**Entries provided:**
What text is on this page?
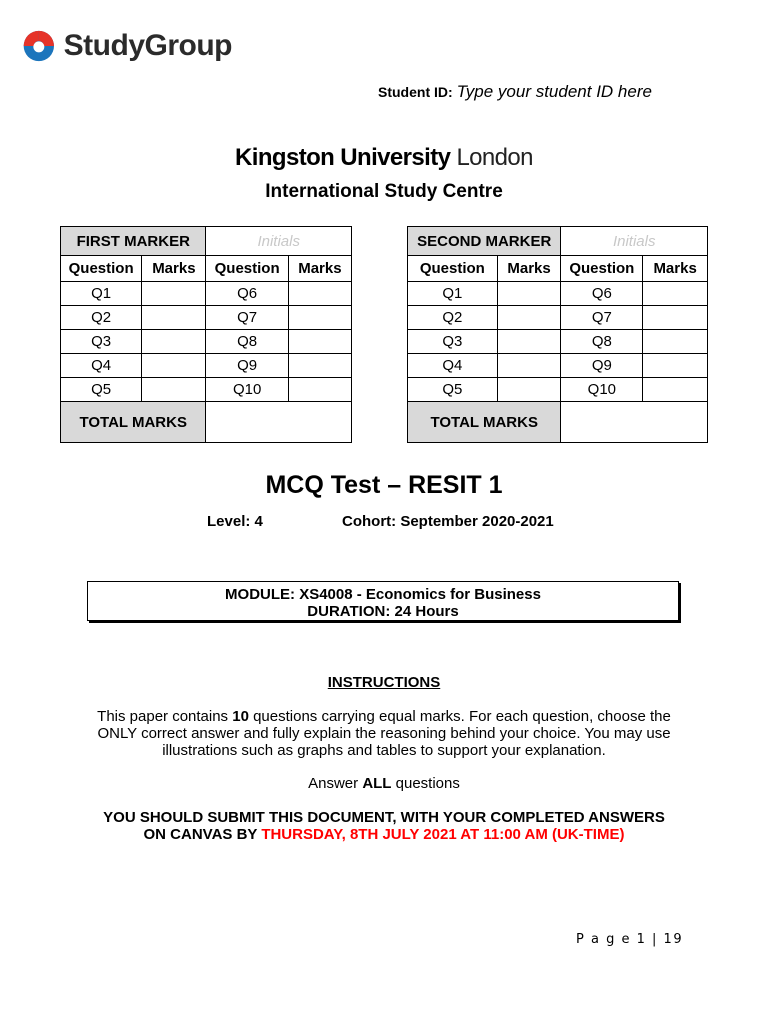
StudyGroup
Student ID: Type your student ID here
Kingston University London
International Study Centre
FIRST MARKER		Initials	
Question	Marks	Question	Marks
Q1		Q6	
Q2		Q7	
Q3		Q8	
Q4		Q9	
Q5		Q10	
TOTAL MARKS			
SECOND MARKER		Initials	
Question	Marks	Question	Marks
Q1		Q6	
Q2		Q7	
Q3		Q8	
Q4		Q9	
Q5		Q10	
TOTAL MARKS			
MCQ Test – RESIT 1
Level: 4	Cohort: September 2020-2021
MODULE: XS4008 - Economics for Business
DURATION: 24 Hours
INSTRUCTIONS
This paper contains 10 questions carrying equal marks. For each question, choose the ONLY correct answer and fully explain the reasoning behind your choice. You may use illustrations such as graphs and tables to support your explanation.
Answer ALL questions
YOU SHOULD SUBMIT THIS DOCUMENT, WITH YOUR COMPLETED ANSWERS ON CANVAS BY THURSDAY, 8TH JULY 2021 AT 11:00 AM (UK-TIME)
P a g e 1 | 19
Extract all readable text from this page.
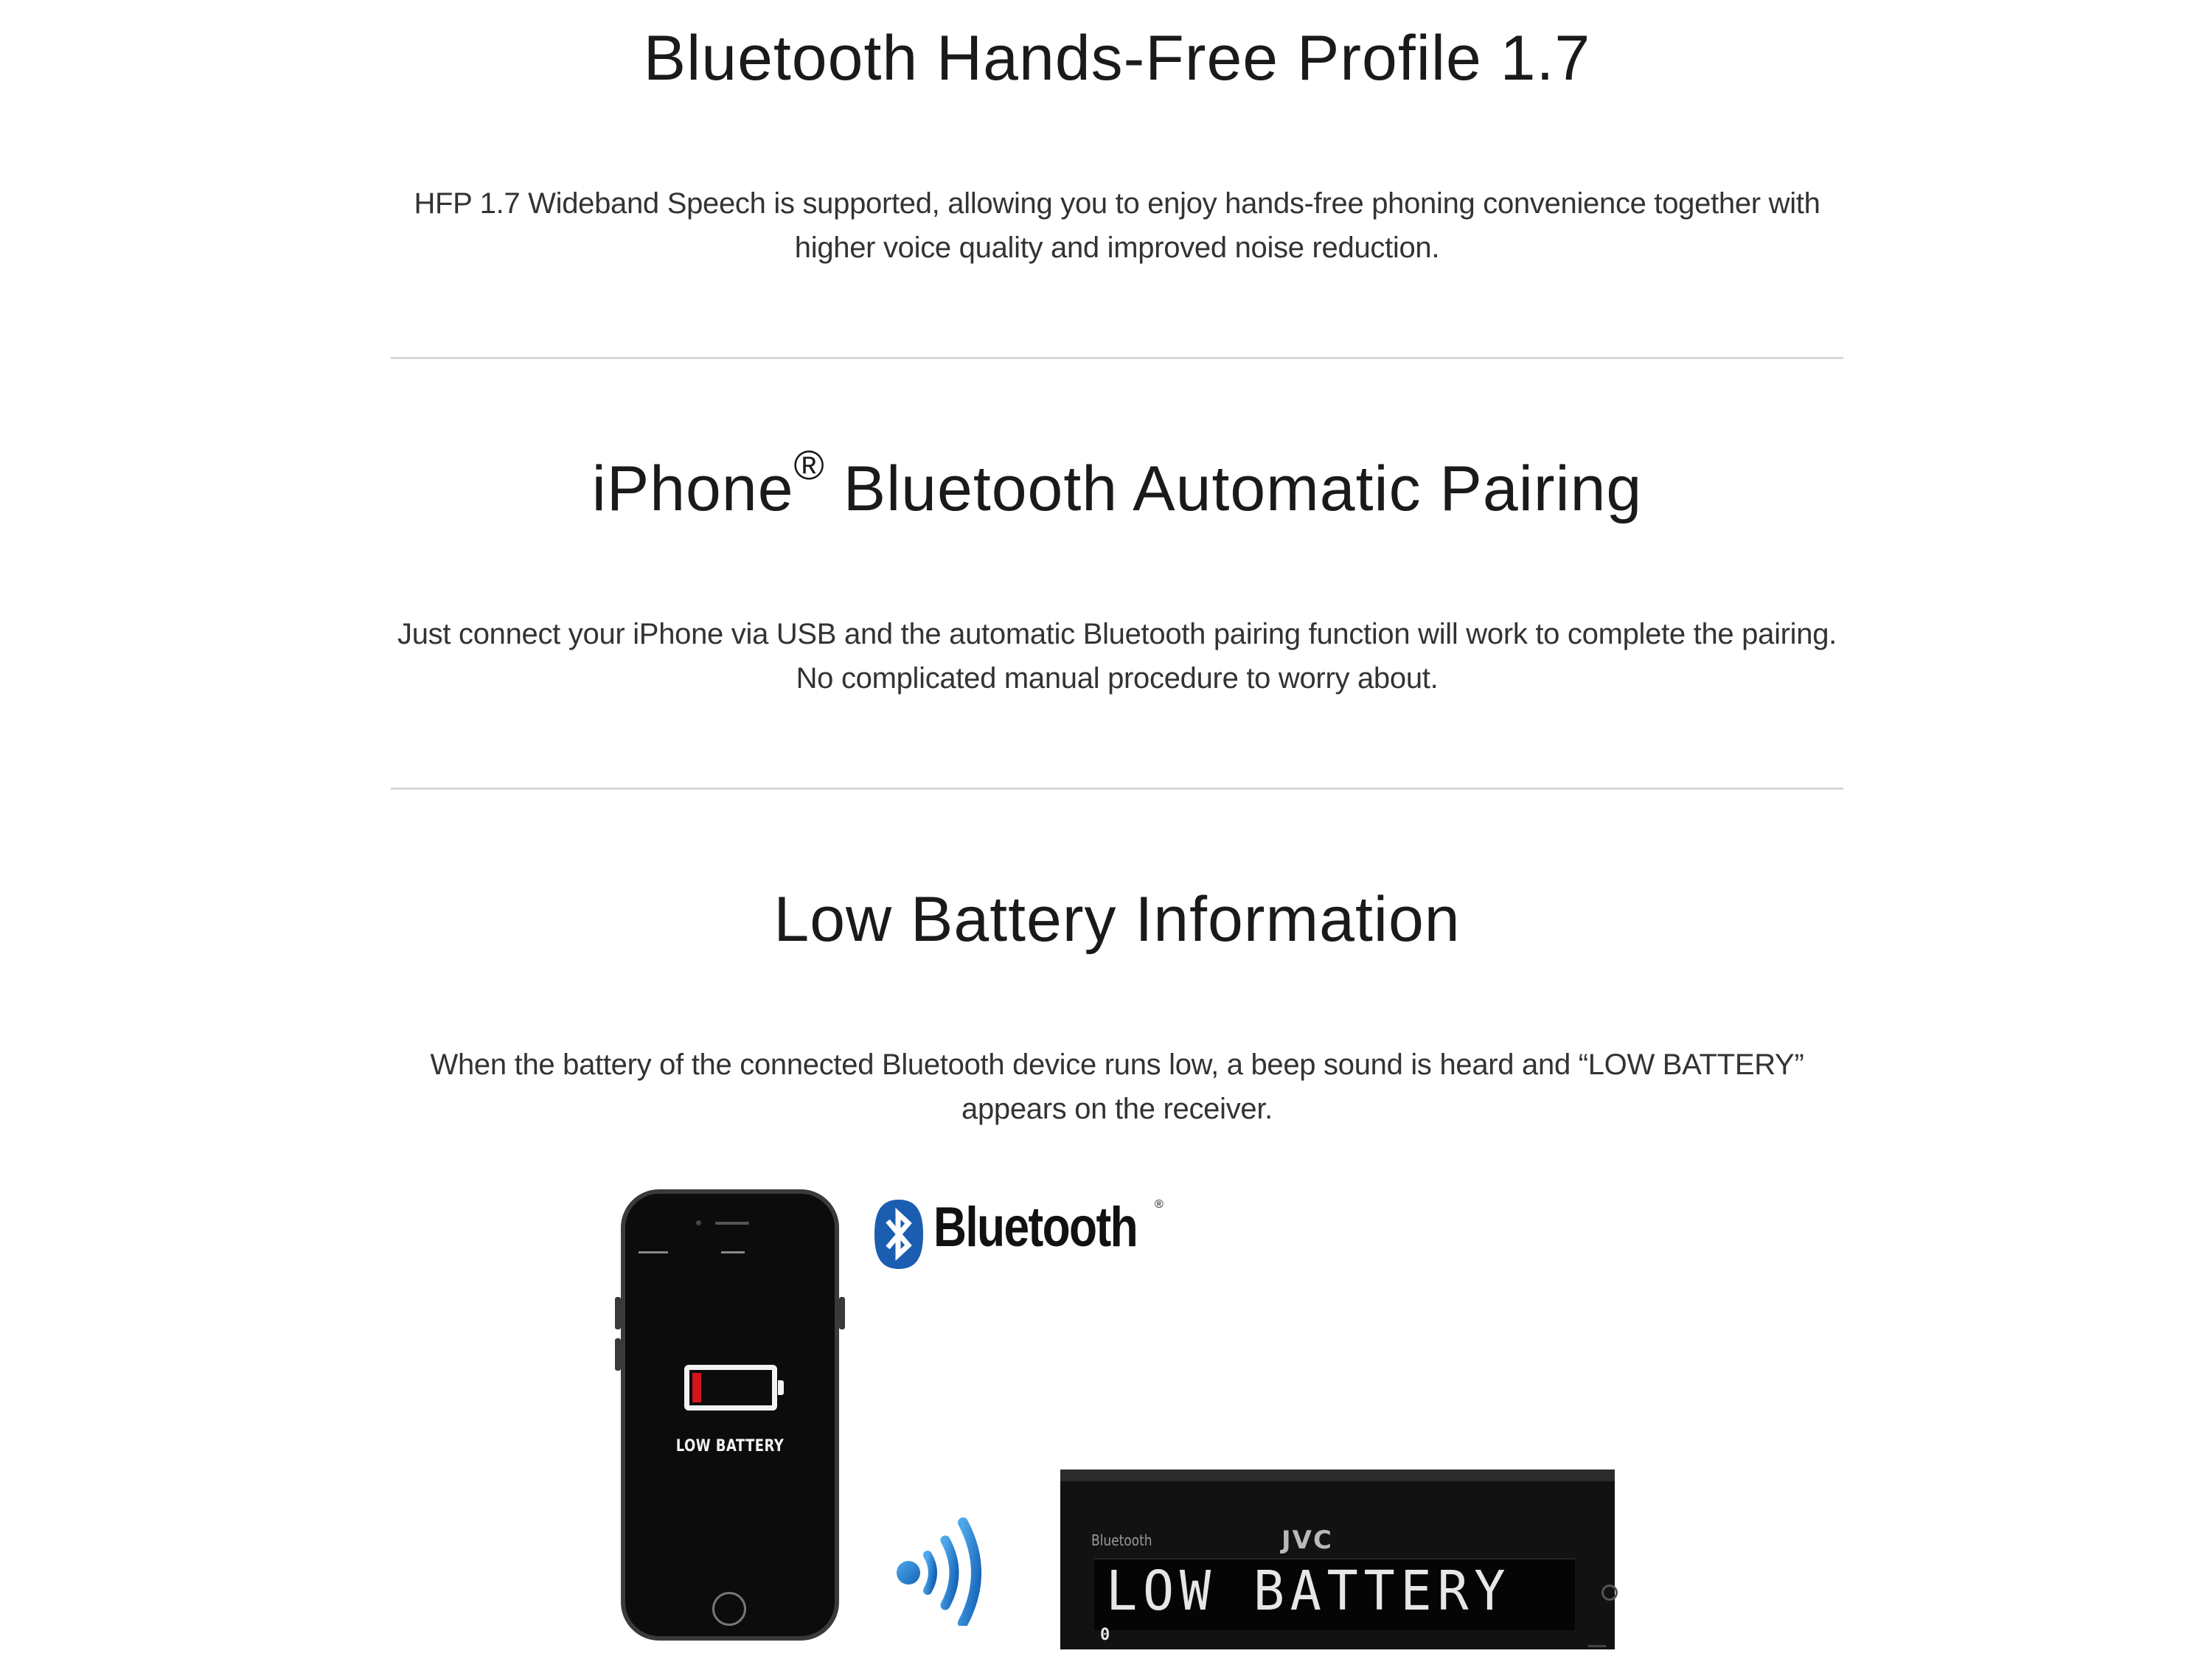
Bluetooth Hands-Free Profile 1.7

HFP 1.7 Wideband Speech is supported, allowing you to enjoy hands-free phoning convenience together with higher voice quality and improved noise reduction.

iPhone® Bluetooth Automatic Pairing

Just connect your iPhone via USB and the automatic Bluetooth pairing function will work to complete the pairing. No complicated manual procedure to worry about.

Low Battery Information

When the battery of the connected Bluetooth device runs low, a beep sound is heard and “LOW BATTERY” appears on the receiver.

LOW BATTERY
Bluetooth ®
Bluetooth	JVC
LOW BATTERY
0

**Directions for this task:** Count the lines above that contain the word "questions", and give only that number.

**Answer:** 2